**INPUT MATERIAL**

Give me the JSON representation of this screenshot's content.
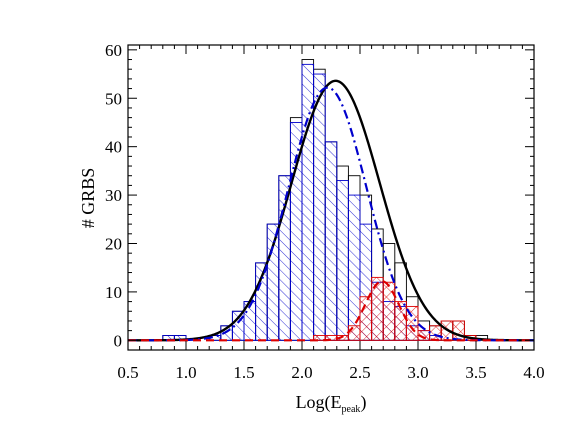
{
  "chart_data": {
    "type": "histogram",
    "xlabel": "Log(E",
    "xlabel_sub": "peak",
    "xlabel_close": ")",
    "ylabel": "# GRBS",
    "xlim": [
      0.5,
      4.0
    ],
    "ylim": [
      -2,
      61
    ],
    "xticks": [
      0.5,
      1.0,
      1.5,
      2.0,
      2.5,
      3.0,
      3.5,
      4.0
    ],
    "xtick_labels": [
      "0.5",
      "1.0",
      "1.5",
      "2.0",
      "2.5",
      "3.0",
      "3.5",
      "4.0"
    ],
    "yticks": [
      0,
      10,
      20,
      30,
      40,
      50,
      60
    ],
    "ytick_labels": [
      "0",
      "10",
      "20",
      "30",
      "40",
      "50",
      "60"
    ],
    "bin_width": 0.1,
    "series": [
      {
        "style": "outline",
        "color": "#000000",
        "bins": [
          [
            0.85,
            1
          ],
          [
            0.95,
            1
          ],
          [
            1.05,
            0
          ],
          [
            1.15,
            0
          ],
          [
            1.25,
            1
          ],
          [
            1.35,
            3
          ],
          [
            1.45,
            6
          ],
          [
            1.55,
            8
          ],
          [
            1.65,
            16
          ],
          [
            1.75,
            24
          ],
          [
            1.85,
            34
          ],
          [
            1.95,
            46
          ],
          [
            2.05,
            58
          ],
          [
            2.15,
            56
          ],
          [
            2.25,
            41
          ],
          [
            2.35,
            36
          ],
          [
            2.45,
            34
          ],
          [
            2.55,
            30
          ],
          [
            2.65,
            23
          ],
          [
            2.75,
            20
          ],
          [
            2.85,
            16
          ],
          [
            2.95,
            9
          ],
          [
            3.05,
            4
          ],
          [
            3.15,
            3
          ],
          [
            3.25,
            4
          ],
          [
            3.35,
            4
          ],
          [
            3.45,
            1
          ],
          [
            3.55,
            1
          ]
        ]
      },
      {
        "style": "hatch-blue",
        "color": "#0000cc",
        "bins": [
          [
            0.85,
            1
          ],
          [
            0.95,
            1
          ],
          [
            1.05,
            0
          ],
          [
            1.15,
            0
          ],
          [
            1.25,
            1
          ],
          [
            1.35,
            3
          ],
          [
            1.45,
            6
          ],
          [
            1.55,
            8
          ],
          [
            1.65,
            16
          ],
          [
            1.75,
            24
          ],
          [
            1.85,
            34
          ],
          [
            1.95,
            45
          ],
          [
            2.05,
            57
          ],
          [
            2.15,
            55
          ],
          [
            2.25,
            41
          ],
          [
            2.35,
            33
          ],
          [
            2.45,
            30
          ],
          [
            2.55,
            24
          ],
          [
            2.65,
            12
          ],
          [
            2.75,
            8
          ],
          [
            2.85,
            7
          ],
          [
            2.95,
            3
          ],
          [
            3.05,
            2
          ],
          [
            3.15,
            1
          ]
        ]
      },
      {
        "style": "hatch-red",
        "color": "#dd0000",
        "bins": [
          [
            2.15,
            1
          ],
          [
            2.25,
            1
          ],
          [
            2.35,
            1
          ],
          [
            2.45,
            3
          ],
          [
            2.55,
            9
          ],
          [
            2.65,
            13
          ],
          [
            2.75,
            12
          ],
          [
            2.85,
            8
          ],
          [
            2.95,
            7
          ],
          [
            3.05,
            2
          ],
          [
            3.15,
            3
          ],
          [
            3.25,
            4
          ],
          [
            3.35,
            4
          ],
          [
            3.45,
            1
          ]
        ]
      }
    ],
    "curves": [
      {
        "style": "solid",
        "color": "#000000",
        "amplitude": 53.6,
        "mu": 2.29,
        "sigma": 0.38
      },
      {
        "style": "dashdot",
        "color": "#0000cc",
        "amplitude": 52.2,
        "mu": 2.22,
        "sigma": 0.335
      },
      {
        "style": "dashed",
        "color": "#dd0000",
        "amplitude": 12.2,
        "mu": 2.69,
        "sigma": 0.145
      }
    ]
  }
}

**STATED TASK**
Your copy should hold every record word for word and none of the pictures.

**FINAL ANSWER**
Give me the JSON representation of this screenshot's content.
{
  "chart_data": {
    "type": "histogram",
    "xlabel": "Log(E",
    "xlabel_sub": "peak",
    "xlabel_close": ")",
    "ylabel": "# GRBS",
    "xlim": [
      0.5,
      4.0
    ],
    "ylim": [
      -2,
      61
    ],
    "xticks": [
      0.5,
      1.0,
      1.5,
      2.0,
      2.5,
      3.0,
      3.5,
      4.0
    ],
    "xtick_labels": [
      "0.5",
      "1.0",
      "1.5",
      "2.0",
      "2.5",
      "3.0",
      "3.5",
      "4.0"
    ],
    "yticks": [
      0,
      10,
      20,
      30,
      40,
      50,
      60
    ],
    "ytick_labels": [
      "0",
      "10",
      "20",
      "30",
      "40",
      "50",
      "60"
    ],
    "bin_width": 0.1,
    "series": [
      {
        "style": "outline",
        "color": "#000000",
        "bins": [
          [
            0.85,
            1
          ],
          [
            0.95,
            1
          ],
          [
            1.05,
            0
          ],
          [
            1.15,
            0
          ],
          [
            1.25,
            1
          ],
          [
            1.35,
            3
          ],
          [
            1.45,
            6
          ],
          [
            1.55,
            8
          ],
          [
            1.65,
            16
          ],
          [
            1.75,
            24
          ],
          [
            1.85,
            34
          ],
          [
            1.95,
            46
          ],
          [
            2.05,
            58
          ],
          [
            2.15,
            56
          ],
          [
            2.25,
            41
          ],
          [
            2.35,
            36
          ],
          [
            2.45,
            34
          ],
          [
            2.55,
            30
          ],
          [
            2.65,
            23
          ],
          [
            2.75,
            20
          ],
          [
            2.85,
            16
          ],
          [
            2.95,
            9
          ],
          [
            3.05,
            4
          ],
          [
            3.15,
            3
          ],
          [
            3.25,
            4
          ],
          [
            3.35,
            4
          ],
          [
            3.45,
            1
          ],
          [
            3.55,
            1
          ]
        ]
      },
      {
        "style": "hatch-blue",
        "color": "#0000cc",
        "bins": [
          [
            0.85,
            1
          ],
          [
            0.95,
            1
          ],
          [
            1.05,
            0
          ],
          [
            1.15,
            0
          ],
          [
            1.25,
            1
          ],
          [
            1.35,
            3
          ],
          [
            1.45,
            6
          ],
          [
            1.55,
            8
          ],
          [
            1.65,
            16
          ],
          [
            1.75,
            24
          ],
          [
            1.85,
            34
          ],
          [
            1.95,
            45
          ],
          [
            2.05,
            57
          ],
          [
            2.15,
            55
          ],
          [
            2.25,
            41
          ],
          [
            2.35,
            33
          ],
          [
            2.45,
            30
          ],
          [
            2.55,
            24
          ],
          [
            2.65,
            12
          ],
          [
            2.75,
            8
          ],
          [
            2.85,
            7
          ],
          [
            2.95,
            3
          ],
          [
            3.05,
            2
          ],
          [
            3.15,
            1
          ]
        ]
      },
      {
        "style": "hatch-red",
        "color": "#dd0000",
        "bins": [
          [
            2.15,
            1
          ],
          [
            2.25,
            1
          ],
          [
            2.35,
            1
          ],
          [
            2.45,
            3
          ],
          [
            2.55,
            9
          ],
          [
            2.65,
            13
          ],
          [
            2.75,
            12
          ],
          [
            2.85,
            8
          ],
          [
            2.95,
            7
          ],
          [
            3.05,
            2
          ],
          [
            3.15,
            3
          ],
          [
            3.25,
            4
          ],
          [
            3.35,
            4
          ],
          [
            3.45,
            1
          ]
        ]
      }
    ],
    "curves": [
      {
        "style": "solid",
        "color": "#000000",
        "amplitude": 53.6,
        "mu": 2.29,
        "sigma": 0.38
      },
      {
        "style": "dashdot",
        "color": "#0000cc",
        "amplitude": 52.2,
        "mu": 2.22,
        "sigma": 0.335
      },
      {
        "style": "dashed",
        "color": "#dd0000",
        "amplitude": 12.2,
        "mu": 2.69,
        "sigma": 0.145
      }
    ]
  }
}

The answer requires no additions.